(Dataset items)
--- BEGIN ---

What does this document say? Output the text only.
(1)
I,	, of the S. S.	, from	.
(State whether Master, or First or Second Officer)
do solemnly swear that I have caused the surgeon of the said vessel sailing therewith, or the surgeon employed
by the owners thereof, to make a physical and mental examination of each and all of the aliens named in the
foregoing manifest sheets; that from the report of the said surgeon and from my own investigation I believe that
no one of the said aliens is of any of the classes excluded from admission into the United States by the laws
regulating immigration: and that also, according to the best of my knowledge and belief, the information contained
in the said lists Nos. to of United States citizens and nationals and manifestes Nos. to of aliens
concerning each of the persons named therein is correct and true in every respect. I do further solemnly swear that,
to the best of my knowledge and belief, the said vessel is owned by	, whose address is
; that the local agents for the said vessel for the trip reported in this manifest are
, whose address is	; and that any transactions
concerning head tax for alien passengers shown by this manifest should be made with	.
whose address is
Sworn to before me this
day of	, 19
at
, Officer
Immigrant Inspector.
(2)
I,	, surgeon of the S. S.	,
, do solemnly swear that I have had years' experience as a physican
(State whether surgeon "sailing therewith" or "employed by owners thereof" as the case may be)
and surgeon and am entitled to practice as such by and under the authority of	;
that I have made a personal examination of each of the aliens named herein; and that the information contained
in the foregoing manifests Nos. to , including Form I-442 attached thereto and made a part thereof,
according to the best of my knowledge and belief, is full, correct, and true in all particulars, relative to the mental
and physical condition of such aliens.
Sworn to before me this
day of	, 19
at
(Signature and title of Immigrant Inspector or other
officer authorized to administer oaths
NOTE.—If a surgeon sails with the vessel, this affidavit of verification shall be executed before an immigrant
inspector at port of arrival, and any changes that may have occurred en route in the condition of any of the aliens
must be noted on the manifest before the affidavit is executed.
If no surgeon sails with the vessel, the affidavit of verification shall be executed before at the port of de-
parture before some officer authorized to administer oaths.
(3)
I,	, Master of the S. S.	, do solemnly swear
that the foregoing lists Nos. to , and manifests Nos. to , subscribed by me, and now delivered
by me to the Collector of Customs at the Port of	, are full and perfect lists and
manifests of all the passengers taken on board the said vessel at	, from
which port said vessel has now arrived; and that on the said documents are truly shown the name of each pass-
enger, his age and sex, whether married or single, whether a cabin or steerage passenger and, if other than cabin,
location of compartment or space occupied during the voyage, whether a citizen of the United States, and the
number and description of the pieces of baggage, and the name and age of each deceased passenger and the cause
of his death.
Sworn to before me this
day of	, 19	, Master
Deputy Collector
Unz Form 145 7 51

--- END ---

Show every line of the listing in which the string "condition" can be found.

and physical condition of such aliens.
inspector at port of arrival, and any changes that may have occurred en route in the condition of any of the aliens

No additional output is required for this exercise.